▸ Objective: Quote every entry word for word.

▬▬▬▬▬▬

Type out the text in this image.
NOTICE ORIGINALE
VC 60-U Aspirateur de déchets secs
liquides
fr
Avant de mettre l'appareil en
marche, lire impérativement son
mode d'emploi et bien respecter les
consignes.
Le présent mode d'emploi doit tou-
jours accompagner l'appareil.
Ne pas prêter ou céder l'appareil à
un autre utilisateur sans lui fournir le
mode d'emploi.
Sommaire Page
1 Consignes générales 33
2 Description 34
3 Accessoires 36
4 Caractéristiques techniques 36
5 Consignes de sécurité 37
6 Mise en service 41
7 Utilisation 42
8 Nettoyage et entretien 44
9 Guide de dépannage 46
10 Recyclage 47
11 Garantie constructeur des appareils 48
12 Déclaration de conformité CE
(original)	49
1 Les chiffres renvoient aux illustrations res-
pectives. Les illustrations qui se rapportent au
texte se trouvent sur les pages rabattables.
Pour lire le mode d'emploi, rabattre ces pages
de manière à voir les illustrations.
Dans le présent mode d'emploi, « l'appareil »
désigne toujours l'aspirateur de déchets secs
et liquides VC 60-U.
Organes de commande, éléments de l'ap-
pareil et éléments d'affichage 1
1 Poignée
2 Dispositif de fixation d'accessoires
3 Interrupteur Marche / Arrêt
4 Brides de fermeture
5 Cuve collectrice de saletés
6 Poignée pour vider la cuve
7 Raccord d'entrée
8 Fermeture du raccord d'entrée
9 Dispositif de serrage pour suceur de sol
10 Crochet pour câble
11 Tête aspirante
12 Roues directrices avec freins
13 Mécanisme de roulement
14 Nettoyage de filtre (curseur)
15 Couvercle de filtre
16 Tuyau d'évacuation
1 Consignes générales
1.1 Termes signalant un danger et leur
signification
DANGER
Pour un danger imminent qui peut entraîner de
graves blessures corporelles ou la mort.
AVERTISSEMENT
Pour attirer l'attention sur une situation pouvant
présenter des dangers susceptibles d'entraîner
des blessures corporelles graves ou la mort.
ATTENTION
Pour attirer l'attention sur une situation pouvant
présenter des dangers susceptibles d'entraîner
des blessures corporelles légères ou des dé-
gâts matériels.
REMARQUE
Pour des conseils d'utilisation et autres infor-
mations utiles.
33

▬▬▬▬▬▬

▸ Solution to the problem:
Type out the text in this image.
NOTICE ORIGINALE
VC 60-U Aspirateur de déchets secs
liquides
fr
Avant de mettre l'appareil en
marche, lire impérativement son
mode d'emploi et bien respecter les
consignes.
Le présent mode d'emploi doit tou-
jours accompagner l'appareil.
Ne pas prêter ou céder l'appareil à
un autre utilisateur sans lui fournir le
mode d'emploi.
Sommaire Page
1 Consignes générales 33
2 Description 34
3 Accessoires 36
4 Caractéristiques techniques 36
5 Consignes de sécurité 37
6 Mise en service 41
7 Utilisation 42
8 Nettoyage et entretien 44
9 Guide de dépannage 46
10 Recyclage 47
11 Garantie constructeur des appareils 48
12 Déclaration de conformité CE
(original)	49
1 Les chiffres renvoient aux illustrations res-
pectives. Les illustrations qui se rapportent au
texte se trouvent sur les pages rabattables.
Pour lire le mode d'emploi, rabattre ces pages
de manière à voir les illustrations.
Dans le présent mode d'emploi, « l'appareil »
désigne toujours l'aspirateur de déchets secs
et liquides VC 60-U.
Organes de commande, éléments de l'ap-
pareil et éléments d'affichage 1
1 Poignée
2 Dispositif de fixation d'accessoires
3 Interrupteur Marche / Arrêt
4 Brides de fermeture
5 Cuve collectrice de saletés
6 Poignée pour vider la cuve
7 Raccord d'entrée
8 Fermeture du raccord d'entrée
9 Dispositif de serrage pour suceur de sol
10 Crochet pour câble
11 Tête aspirante
12 Roues directrices avec freins
13 Mécanisme de roulement
14 Nettoyage de filtre (curseur)
15 Couvercle de filtre
16 Tuyau d'évacuation
1 Consignes générales
1.1 Termes signalant un danger et leur
signification
DANGER
Pour un danger imminent qui peut entraîner de
graves blessures corporelles ou la mort.
AVERTISSEMENT
Pour attirer l'attention sur une situation pouvant
présenter des dangers susceptibles d'entraîner
des blessures corporelles graves ou la mort.
ATTENTION
Pour attirer l'attention sur une situation pouvant
présenter des dangers susceptibles d'entraîner
des blessures corporelles légères ou des dé-
gâts matériels.
REMARQUE
Pour des conseils d'utilisation et autres infor-
mations utiles.
33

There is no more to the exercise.